### Exercise inputs ###

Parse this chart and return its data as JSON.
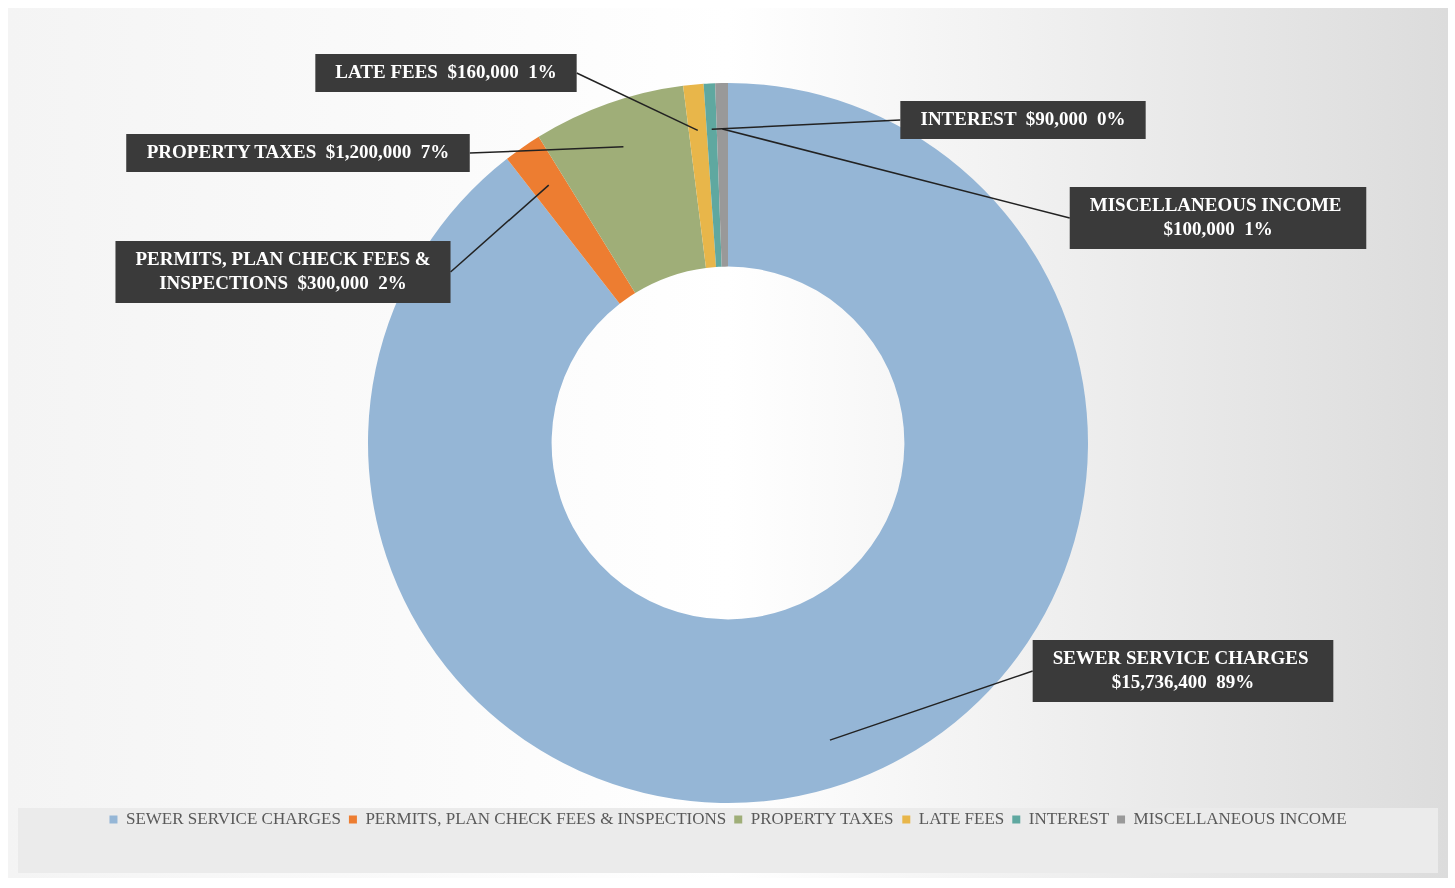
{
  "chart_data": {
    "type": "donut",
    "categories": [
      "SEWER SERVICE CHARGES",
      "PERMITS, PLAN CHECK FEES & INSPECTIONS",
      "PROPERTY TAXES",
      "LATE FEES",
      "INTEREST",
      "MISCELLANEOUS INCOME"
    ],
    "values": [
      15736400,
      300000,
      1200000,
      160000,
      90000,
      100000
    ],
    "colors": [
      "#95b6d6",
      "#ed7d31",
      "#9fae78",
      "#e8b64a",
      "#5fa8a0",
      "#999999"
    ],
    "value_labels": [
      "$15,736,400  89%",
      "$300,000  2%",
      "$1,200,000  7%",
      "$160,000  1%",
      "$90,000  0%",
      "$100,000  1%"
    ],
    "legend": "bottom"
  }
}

###

## What is being asked
Look through the entries above; copy each line where the string "FEES" appears.

## Problem solution
      "PERMITS, PLAN CHECK FEES & INSPECTIONS",
      "LATE FEES",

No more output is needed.